Written request ->
Copy out each line that has "objasnil" in it.

(Data items)
▼▼▼

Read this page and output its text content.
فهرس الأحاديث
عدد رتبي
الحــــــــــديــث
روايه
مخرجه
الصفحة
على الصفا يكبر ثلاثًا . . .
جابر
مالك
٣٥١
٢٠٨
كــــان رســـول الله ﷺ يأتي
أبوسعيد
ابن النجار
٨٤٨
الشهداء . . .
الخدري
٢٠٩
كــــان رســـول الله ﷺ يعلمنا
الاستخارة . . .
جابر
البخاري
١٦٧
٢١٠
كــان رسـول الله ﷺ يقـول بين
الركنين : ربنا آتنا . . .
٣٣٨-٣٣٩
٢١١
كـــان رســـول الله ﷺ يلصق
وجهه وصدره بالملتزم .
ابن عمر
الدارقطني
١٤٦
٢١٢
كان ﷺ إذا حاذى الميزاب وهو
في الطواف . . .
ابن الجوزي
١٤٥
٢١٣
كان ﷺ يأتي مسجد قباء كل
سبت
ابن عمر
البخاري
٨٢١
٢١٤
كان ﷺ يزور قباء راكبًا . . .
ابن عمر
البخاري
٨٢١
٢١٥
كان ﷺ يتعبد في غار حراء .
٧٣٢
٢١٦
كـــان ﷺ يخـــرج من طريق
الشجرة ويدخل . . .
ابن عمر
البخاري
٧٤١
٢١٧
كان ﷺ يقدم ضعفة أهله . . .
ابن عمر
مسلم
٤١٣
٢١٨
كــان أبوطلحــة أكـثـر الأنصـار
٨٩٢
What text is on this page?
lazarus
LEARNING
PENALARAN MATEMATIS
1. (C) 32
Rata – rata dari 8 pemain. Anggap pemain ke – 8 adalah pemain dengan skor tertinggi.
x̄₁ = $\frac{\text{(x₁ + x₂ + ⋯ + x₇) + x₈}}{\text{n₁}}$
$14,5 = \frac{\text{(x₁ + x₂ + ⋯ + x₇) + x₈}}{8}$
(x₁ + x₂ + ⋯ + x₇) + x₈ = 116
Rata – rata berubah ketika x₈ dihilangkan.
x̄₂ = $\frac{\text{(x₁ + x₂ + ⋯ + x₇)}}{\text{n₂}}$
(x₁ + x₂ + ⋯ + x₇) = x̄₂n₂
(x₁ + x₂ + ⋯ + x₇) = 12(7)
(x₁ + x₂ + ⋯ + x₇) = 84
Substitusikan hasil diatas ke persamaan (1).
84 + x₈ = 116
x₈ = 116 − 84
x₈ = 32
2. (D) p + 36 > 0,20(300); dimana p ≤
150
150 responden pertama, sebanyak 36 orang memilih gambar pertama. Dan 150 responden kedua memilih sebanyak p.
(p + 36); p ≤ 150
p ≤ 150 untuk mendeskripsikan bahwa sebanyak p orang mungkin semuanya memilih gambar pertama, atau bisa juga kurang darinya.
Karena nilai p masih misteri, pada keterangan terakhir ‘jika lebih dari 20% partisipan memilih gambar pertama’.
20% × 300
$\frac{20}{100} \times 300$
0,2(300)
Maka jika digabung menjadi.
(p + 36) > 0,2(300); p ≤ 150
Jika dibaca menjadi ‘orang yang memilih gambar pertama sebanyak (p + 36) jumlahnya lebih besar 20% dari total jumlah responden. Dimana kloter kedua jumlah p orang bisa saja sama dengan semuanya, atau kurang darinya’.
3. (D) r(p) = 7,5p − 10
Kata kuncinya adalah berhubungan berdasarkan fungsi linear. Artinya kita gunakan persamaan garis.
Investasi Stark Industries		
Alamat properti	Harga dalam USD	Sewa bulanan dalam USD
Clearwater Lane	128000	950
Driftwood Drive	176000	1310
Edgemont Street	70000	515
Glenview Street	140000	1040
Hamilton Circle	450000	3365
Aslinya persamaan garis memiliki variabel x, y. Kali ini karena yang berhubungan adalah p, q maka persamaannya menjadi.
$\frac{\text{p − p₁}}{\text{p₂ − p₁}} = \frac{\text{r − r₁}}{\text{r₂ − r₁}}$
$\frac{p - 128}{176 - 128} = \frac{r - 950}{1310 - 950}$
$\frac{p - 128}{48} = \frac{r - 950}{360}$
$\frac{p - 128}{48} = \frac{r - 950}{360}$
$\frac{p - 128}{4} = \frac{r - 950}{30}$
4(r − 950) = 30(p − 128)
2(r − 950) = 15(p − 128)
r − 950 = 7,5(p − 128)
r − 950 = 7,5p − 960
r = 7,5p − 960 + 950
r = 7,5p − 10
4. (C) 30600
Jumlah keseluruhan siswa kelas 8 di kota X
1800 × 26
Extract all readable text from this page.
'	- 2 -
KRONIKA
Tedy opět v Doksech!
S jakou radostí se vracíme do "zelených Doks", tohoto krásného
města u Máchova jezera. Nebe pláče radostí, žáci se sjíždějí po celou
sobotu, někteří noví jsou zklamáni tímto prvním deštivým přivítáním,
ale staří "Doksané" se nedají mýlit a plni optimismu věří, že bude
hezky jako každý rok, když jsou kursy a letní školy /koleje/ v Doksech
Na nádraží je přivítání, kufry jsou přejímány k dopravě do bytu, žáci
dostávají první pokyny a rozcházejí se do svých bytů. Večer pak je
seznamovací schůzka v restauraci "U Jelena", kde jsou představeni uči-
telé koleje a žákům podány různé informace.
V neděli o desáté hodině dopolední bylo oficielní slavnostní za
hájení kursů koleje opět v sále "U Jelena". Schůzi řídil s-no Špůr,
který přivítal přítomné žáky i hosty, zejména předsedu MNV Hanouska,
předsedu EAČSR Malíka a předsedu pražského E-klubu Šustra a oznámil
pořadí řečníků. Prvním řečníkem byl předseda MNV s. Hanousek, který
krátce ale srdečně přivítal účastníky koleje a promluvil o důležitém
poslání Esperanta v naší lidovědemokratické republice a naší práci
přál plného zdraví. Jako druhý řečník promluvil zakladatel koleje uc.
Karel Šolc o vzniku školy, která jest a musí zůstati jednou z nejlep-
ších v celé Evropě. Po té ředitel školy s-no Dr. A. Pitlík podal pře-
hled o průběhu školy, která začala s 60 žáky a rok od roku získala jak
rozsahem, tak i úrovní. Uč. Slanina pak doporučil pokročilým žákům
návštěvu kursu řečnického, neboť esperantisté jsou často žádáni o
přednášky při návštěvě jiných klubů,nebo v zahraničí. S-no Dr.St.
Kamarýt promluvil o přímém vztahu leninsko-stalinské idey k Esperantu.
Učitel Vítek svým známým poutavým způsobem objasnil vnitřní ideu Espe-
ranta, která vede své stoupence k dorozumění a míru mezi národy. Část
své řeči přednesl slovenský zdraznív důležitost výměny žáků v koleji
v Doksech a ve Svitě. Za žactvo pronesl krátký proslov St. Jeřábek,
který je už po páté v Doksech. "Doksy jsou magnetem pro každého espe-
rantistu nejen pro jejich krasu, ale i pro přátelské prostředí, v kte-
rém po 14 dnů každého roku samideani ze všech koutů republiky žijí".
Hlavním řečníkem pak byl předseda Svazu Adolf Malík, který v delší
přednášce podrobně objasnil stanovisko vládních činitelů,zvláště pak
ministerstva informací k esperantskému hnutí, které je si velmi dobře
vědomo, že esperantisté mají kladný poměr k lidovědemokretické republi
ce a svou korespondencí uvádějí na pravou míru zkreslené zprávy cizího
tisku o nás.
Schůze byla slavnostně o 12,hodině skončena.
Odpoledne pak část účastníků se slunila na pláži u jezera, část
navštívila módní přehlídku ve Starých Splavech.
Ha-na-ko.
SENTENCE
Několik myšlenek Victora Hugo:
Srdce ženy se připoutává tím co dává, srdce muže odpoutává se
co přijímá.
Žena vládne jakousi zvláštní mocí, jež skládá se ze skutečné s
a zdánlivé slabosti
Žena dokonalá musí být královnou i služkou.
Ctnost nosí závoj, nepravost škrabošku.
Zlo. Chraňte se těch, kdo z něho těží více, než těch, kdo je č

▲▲▲

Solution ->
Učitel Vítek svým známým poutavým způsobem objasnil vnitřní ideu Espe-
přednášce podrobně objasnil stanovisko vládních činitelů,zvláště pak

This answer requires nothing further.